COOLING
CANOPY
During hot summer days in Montreal, Jesse Hébert likes to escape the heat by spending time in a citizen-run park next to his apartment in the city’s north end.
On one such day recently, when Montreal hit a high of 32 C with the humidity, Hébert sat at a picnic table in the green space, enjoying a cool breeze.
While admiring the apple and pear trees in the grassy courtyard, Hébert pointed out the sound of birds chirping.
“You feel like you’re in the country,” he said.
Hébert, who lives in community housing next door, says even when temperatures soar above 30 C, it’s cool enough in the shade here.

Dubbed la Voisinerie, a play on the French word for neighbour, this urban oasis is a success story for local community groups.
Hébert says you wouldn’t recognize the space if you saw what it used to look like — a parking lot that would radiate heat on summer days.
“It was crazy. It was very hot,” he said.
The space is located in the middle of what’s known locally as Îlot Pelletier, a block of midrise apartment buildings on Pelletier Street in Montréal-Nord, where a significant concentration of low-income families live.
Before it was a park, the area was once a notorious hangout for street gangs. Not only did all that asphalt parking lot contribute to warming the environment, it was a site for drug trafficking and criminal activity.

__________________________________________________

§ **The exercise**
Continue the article about la Voisinerie, the cooling park in Montréal-Nord, starting after its last sentence.

__________________________________________________

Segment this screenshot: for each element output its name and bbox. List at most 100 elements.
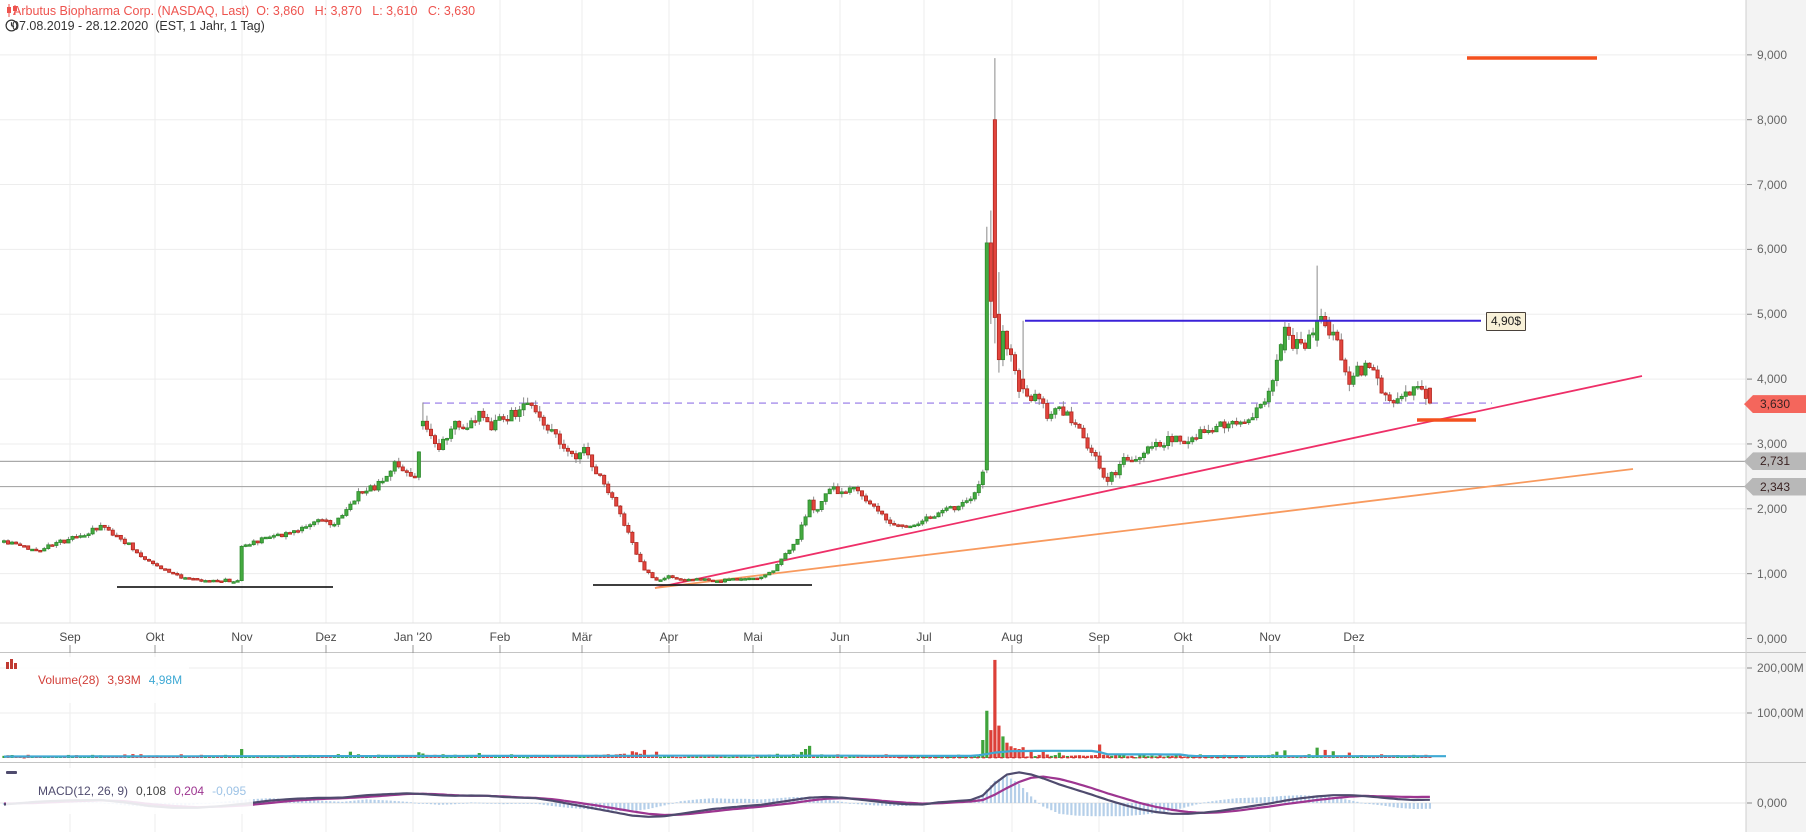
- resistance-price-label[interactable]: 4,90$: [1486, 312, 1527, 331]
- volume-bar: [675, 756, 679, 759]
- volume-indicator-legend[interactable]: Volume(28) 3,93M 4,98M: [6, 657, 190, 703]
- candle-body: [851, 486, 856, 490]
- candle-body: [142, 556, 147, 560]
- macd-histogram-bar: [1263, 797, 1266, 803]
- macd-histogram-bar: [1235, 798, 1238, 803]
- candle-body: [441, 438, 446, 450]
- macd-histogram-bar: [542, 803, 545, 805]
- candle-body: [485, 417, 490, 423]
- candle-body: [718, 580, 723, 583]
- candle-body: [1097, 455, 1102, 469]
- candle-body: [557, 433, 562, 445]
- macd-histogram-bar: [389, 800, 392, 803]
- candle-body: [811, 499, 816, 511]
- macd-histogram-bar: [671, 803, 674, 804]
- macd-histogram-bar: [832, 800, 835, 803]
- candle-body: [908, 525, 913, 529]
- macd-histogram-bar: [1074, 803, 1077, 816]
- candle-body: [573, 453, 578, 460]
- candle-body: [481, 410, 486, 418]
- candle-body: [1327, 320, 1332, 336]
- candle-body: [1407, 391, 1412, 396]
- candle-body: [747, 577, 752, 581]
- time-axis-strip[interactable]: [0, 623, 1746, 652]
- candle-body: [416, 451, 421, 478]
- candle-body: [1383, 392, 1388, 396]
- candle-body: [1158, 442, 1163, 447]
- chart-canvas[interactable]: [0, 0, 1806, 832]
- macd-histogram-bar: [1110, 803, 1113, 817]
- macd-histogram-bar: [872, 803, 876, 806]
- macd-histogram-bar: [683, 800, 686, 803]
- time-axis-label: Okt: [145, 630, 165, 644]
- macd-histogram-bar: [711, 798, 715, 803]
- price-axis-label: 9,000: [1757, 47, 1788, 62]
- macd-histogram-bar: [450, 803, 453, 805]
- candle-body: [787, 549, 792, 554]
- macd-histogram-bar: [1090, 803, 1093, 817]
- candle-body: [14, 541, 19, 545]
- candle-body: [602, 474, 607, 485]
- candle-body: [791, 543, 796, 551]
- macd-indicator-legend[interactable]: MACD(12, 26, 9) 0,108 0,204 -0,095: [6, 768, 254, 814]
- candle-body: [1194, 437, 1199, 440]
- macd-histogram-bar: [522, 803, 525, 804]
- candle-body: [1049, 413, 1054, 419]
- volume-axis-label: 200,00M: [1757, 661, 1804, 675]
- macd-histogram-bar: [490, 803, 493, 804]
- candle-body: [735, 578, 740, 581]
- candle-body: [513, 409, 518, 417]
- candle-body: [1423, 388, 1428, 399]
- time-axis-label: Nov: [231, 630, 253, 644]
- macd-histogram-bar: [1114, 803, 1117, 817]
- candle-body: [767, 571, 772, 576]
- pink-trendline[interactable]: [654, 375, 1643, 589]
- candle-body: [1125, 457, 1130, 461]
- candle-body: [533, 405, 538, 413]
- candle-body: [396, 461, 401, 468]
- macd-histogram-bar: [731, 798, 735, 803]
- macd-histogram-bar: [1030, 796, 1033, 803]
- candle-body: [94, 527, 99, 531]
- macd-histogram-bar: [1428, 803, 1432, 809]
- candle-body: [1053, 408, 1058, 415]
- candle-body: [666, 575, 671, 579]
- candle-body: [694, 578, 699, 581]
- candle-body: [408, 472, 413, 477]
- macd-histogram-bar: [514, 803, 517, 804]
- candle-body: [1303, 342, 1308, 349]
- candle-body: [1286, 326, 1291, 336]
- candle-body: [590, 454, 595, 468]
- macd-histogram-bar: [1026, 792, 1029, 803]
- macd-histogram-bar: [401, 801, 404, 803]
- candle-body: [332, 523, 337, 527]
- macd-histogram-bar: [1364, 803, 1367, 804]
- macd-signal-value: 0,204: [174, 784, 205, 798]
- time-axis-label: Jun: [830, 630, 850, 644]
- candle-body: [372, 485, 377, 491]
- candle-body: [243, 544, 248, 547]
- candle-body: [424, 420, 429, 430]
- candle-body: [1395, 398, 1400, 404]
- instrument-header[interactable]: Arbutus Biopharma Corp. (NASDAQ, Last) O…: [6, 4, 475, 18]
- date-range-header[interactable]: 07.08.2019 - 28.12.2020 (EST, 1 Jahr, 1 …: [5, 19, 265, 33]
- macd-histogram-bar: [445, 803, 449, 805]
- macd-histogram-bar: [486, 803, 489, 804]
- candle-body: [634, 542, 639, 555]
- macd-histogram-bar: [365, 799, 368, 803]
- macd-histogram-bar: [526, 803, 529, 804]
- candle-body: [489, 421, 494, 431]
- candle-body: [1367, 362, 1372, 368]
- candle-body: [70, 536, 75, 540]
- macd-histogram-bar: [341, 801, 344, 803]
- macd-histogram-bar: [856, 803, 860, 805]
- candle-body: [1391, 400, 1396, 404]
- candle-body: [90, 527, 95, 535]
- candle-body: [211, 579, 216, 583]
- macd-histogram-bar: [437, 803, 441, 805]
- candle-body: [690, 578, 695, 582]
- candle-body: [988, 242, 993, 302]
- candle-body: [195, 578, 200, 581]
- price-axis-label: 1,000: [1757, 566, 1788, 581]
- candle-body: [1025, 388, 1030, 397]
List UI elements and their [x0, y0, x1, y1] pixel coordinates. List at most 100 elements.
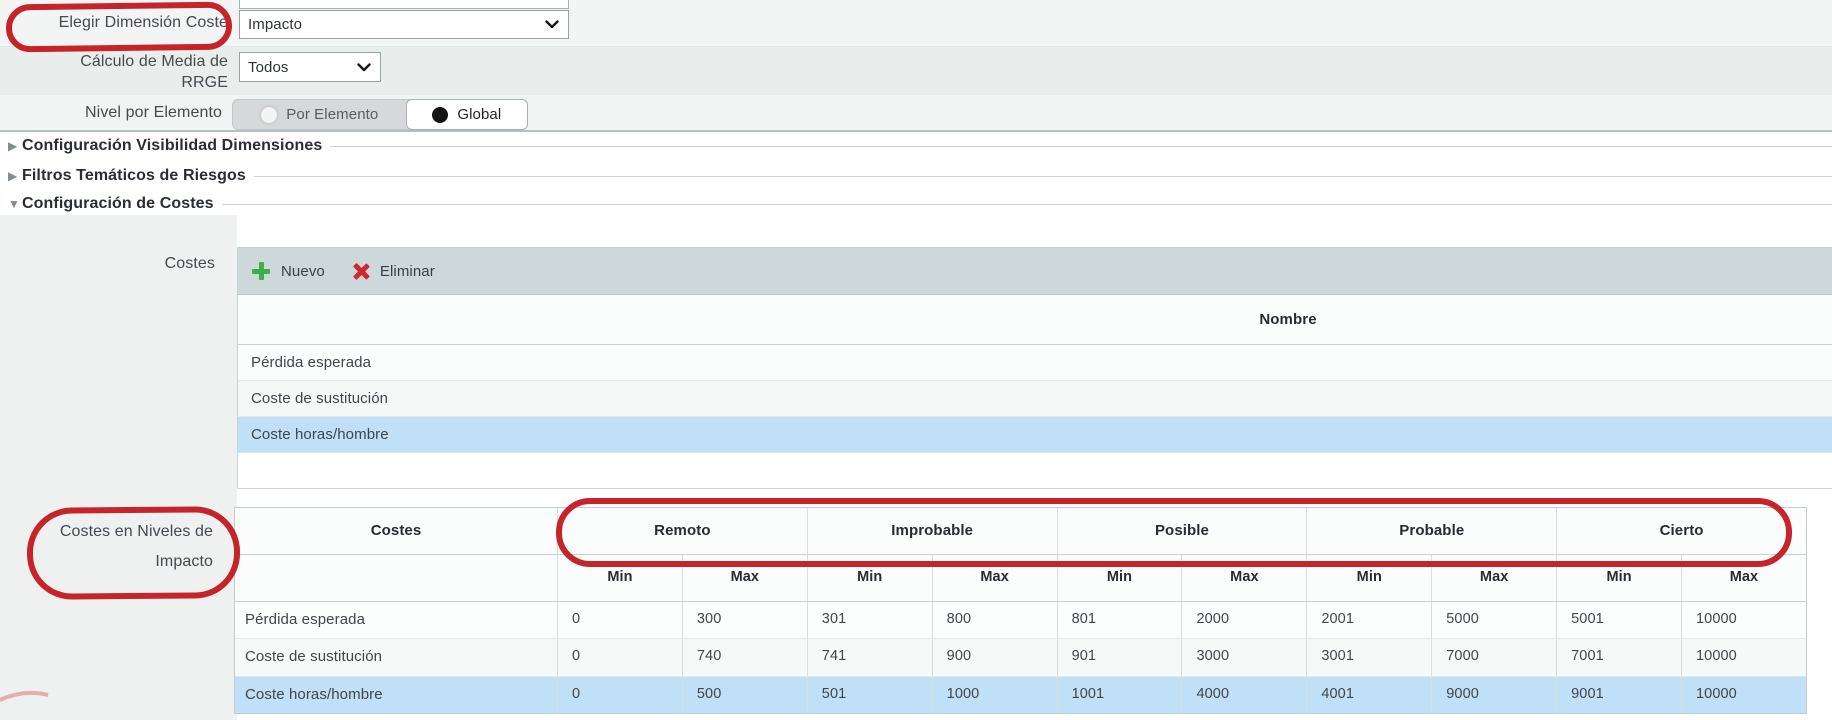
- cost-value-cell: 1001: [1057, 677, 1182, 713]
- nuevo-button-label: Nuevo: [281, 263, 325, 280]
- toggle-option-global[interactable]: Global: [406, 99, 528, 130]
- cost-value-cell: 10000: [1681, 677, 1806, 713]
- costes-table-bottom-border: [237, 488, 1832, 489]
- cost-name-cell: Coste de sustitución: [235, 639, 557, 675]
- costes-en-niveles-label-line2: Impacto: [0, 547, 213, 577]
- dimension-coste-value: Impacto: [248, 16, 302, 33]
- minmax-header: Min: [1057, 555, 1182, 601]
- toggle-option-label: Global: [457, 106, 501, 123]
- costes-en-niveles-label-line1: Costes en Niveles de: [0, 517, 213, 547]
- media-rrge-value: Todos: [248, 59, 289, 76]
- cost-value-cell: 10000: [1681, 602, 1806, 638]
- impact-level-header: Posible: [1057, 508, 1307, 554]
- impact-table-row[interactable]: Coste de sustitución 0740741900901300030…: [235, 639, 1806, 676]
- cost-value-cell: 2001: [1306, 602, 1431, 638]
- cost-value-cell: 7000: [1431, 639, 1556, 675]
- cost-value-cell: 5001: [1556, 602, 1681, 638]
- cost-value-cell: 4000: [1181, 677, 1306, 713]
- cost-value-cell: 7001: [1556, 639, 1681, 675]
- costes-table-header-row: Nombre: [237, 295, 1832, 345]
- section-divider: [0, 130, 1832, 132]
- screen: Elegir Dimensión Coste Impacto Cálculo d…: [0, 0, 1832, 720]
- dimension-coste-select[interactable]: Impacto: [239, 10, 569, 39]
- costes-table-row-selected[interactable]: Coste horas/hombre: [237, 417, 1832, 453]
- costes-table-empty-area: [237, 453, 1832, 488]
- cost-value-cell: 300: [682, 602, 807, 638]
- impact-headers-row: Costes RemotoImprobablePosibleProbableCi…: [235, 508, 1806, 555]
- nivel-toggle-group: Por Elemento Global: [232, 99, 528, 130]
- nuevo-button[interactable]: Nuevo: [252, 262, 325, 280]
- costes-label: Costes: [0, 255, 215, 273]
- calculo-media-label-line2: RRGE: [0, 72, 228, 93]
- calculo-media-label-line1: Cálculo de Media de: [0, 51, 228, 72]
- minmax-header: Max: [1181, 555, 1306, 601]
- section-header-filtros-tematicos[interactable]: ▶ Filtros Temáticos de Riesgos: [0, 164, 1832, 188]
- x-icon: [353, 263, 369, 279]
- toggle-option-por-elemento[interactable]: Por Elemento: [233, 100, 407, 129]
- impact-table-row-selected[interactable]: Coste horas/hombre 050050110001001400040…: [235, 677, 1806, 713]
- cost-value-cell: 800: [932, 602, 1057, 638]
- toggle-option-label: Por Elemento: [286, 106, 378, 123]
- cost-value-cell: 741: [807, 639, 932, 675]
- eliminar-button[interactable]: Eliminar: [353, 263, 435, 280]
- cost-value-cell: 901: [1057, 639, 1182, 675]
- minmax-header: Min: [1306, 555, 1431, 601]
- section-rule: [254, 176, 1832, 177]
- nombre-column-header: Nombre: [238, 295, 1832, 344]
- nivel-por-elemento-label: Nivel por Elemento: [0, 104, 222, 122]
- cost-value-cell: 1000: [932, 677, 1057, 713]
- impact-levels-table: Costes RemotoImprobablePosibleProbableCi…: [234, 507, 1807, 714]
- section-title: Configuración de Costes: [22, 195, 214, 213]
- minmax-header: Max: [932, 555, 1057, 601]
- minmax-header: Min: [557, 555, 682, 601]
- section-title: Configuración Visibilidad Dimensiones: [22, 137, 322, 155]
- cost-value-cell: 501: [807, 677, 932, 713]
- impact-level-header: Remoto: [557, 508, 807, 554]
- costes-table-row[interactable]: Coste de sustitución: [237, 381, 1832, 417]
- section-rule: [222, 204, 1832, 205]
- cost-value-cell: 0: [557, 677, 682, 713]
- cost-value-cell: 9000: [1431, 677, 1556, 713]
- cost-value-cell: 0: [557, 602, 682, 638]
- cropped-control-top: [239, 0, 569, 9]
- cost-value-cell: 301: [807, 602, 932, 638]
- cost-value-cell: 9001: [1556, 677, 1681, 713]
- cost-name-cell: Pérdida esperada: [235, 602, 557, 638]
- impact-level-header: Improbable: [807, 508, 1057, 554]
- cost-value-cell: 2000: [1181, 602, 1306, 638]
- eliminar-button-label: Eliminar: [380, 263, 435, 280]
- costes-en-niveles-label: Costes en Niveles de Impacto: [0, 517, 213, 577]
- media-rrge-select[interactable]: Todos: [239, 52, 381, 82]
- cost-value-cell: 3001: [1306, 639, 1431, 675]
- minmax-header: Max: [1431, 555, 1556, 601]
- minmax-row-spacer: [235, 555, 557, 601]
- cost-value-cell: 3000: [1181, 639, 1306, 675]
- chevron-down-icon: ▼: [8, 197, 22, 211]
- cost-value-cell: 801: [1057, 602, 1182, 638]
- cost-value-cell: 5000: [1431, 602, 1556, 638]
- minmax-header: Max: [682, 555, 807, 601]
- elegir-dimension-label: Elegir Dimensión Coste: [0, 14, 228, 32]
- section-title: Filtros Temáticos de Riesgos: [22, 167, 246, 185]
- costes-toolbar: Nuevo Eliminar: [237, 247, 1832, 295]
- cost-name-cell: Coste horas/hombre: [235, 677, 557, 713]
- cost-value-cell: 500: [682, 677, 807, 713]
- radio-selected-icon: [432, 107, 448, 123]
- cost-value-cell: 10000: [1681, 639, 1806, 675]
- calculo-media-label: Cálculo de Media de RRGE: [0, 51, 228, 93]
- cost-value-cell: 4001: [1306, 677, 1431, 713]
- chevron-right-icon: ▶: [8, 139, 22, 153]
- section-header-visibilidad-dimensiones[interactable]: ▶ Configuración Visibilidad Dimensiones: [0, 134, 1832, 158]
- impact-level-header: Probable: [1306, 508, 1556, 554]
- section-rule: [330, 146, 1832, 147]
- impact-table-row[interactable]: Pérdida esperada 03003018008012000200150…: [235, 602, 1806, 639]
- radio-unselected-icon: [261, 107, 277, 123]
- section-header-configuracion-costes[interactable]: ▼ Configuración de Costes: [0, 192, 1832, 216]
- costes-table-row[interactable]: Pérdida esperada: [237, 345, 1832, 381]
- impact-level-header: Cierto: [1556, 508, 1806, 554]
- minmax-header: Max: [1681, 555, 1806, 601]
- chevron-down-icon: [545, 20, 559, 29]
- costes-column-header: Costes: [235, 508, 557, 554]
- plus-icon: [252, 262, 270, 280]
- cost-value-cell: 0: [557, 639, 682, 675]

__________________________________________________

§ **Expected output**
“Everyone stayed in because the street gangs took over the parking lots,” Hébert said.

Now, Hébert stands in that same spot with his girlfriend and four-year-old son, Brandon, surveying the vegetables they help grow.
The asphalt has been removed and replaced with raspberry plants, a community garden, grass and trees. Hébert says it’s not perfect — there’s vandalism and local youth who sometimes cause trouble — but it’s much improved.
“Climate change is getting worse and worse,” he said. “Here, we have this pleasant space where the air is fresh, there are birds singing … it’s super. There should be more areas like this.”

Paul Lévesque, who was invited to join the garden by a friend, said pitching in brings him a lot of pleasure.
He lives in the neighbourhood and takes a bus to la Voisinerie to volunteer there most days.
“It’s good for the environment,” he said.
He points out vines they’re growing to help create more shade.
The Îlot Pelletier project, completed in 2018, is part of a movement in Quebec to curb the heat island effect in low-income neighbourhoods.
The City of Montreal also has a heat wave response plan, which includes a host of measures including extended pool hours, emergency cooling shelters and targeted door-to-door checks in vulnerable neighbourhoods.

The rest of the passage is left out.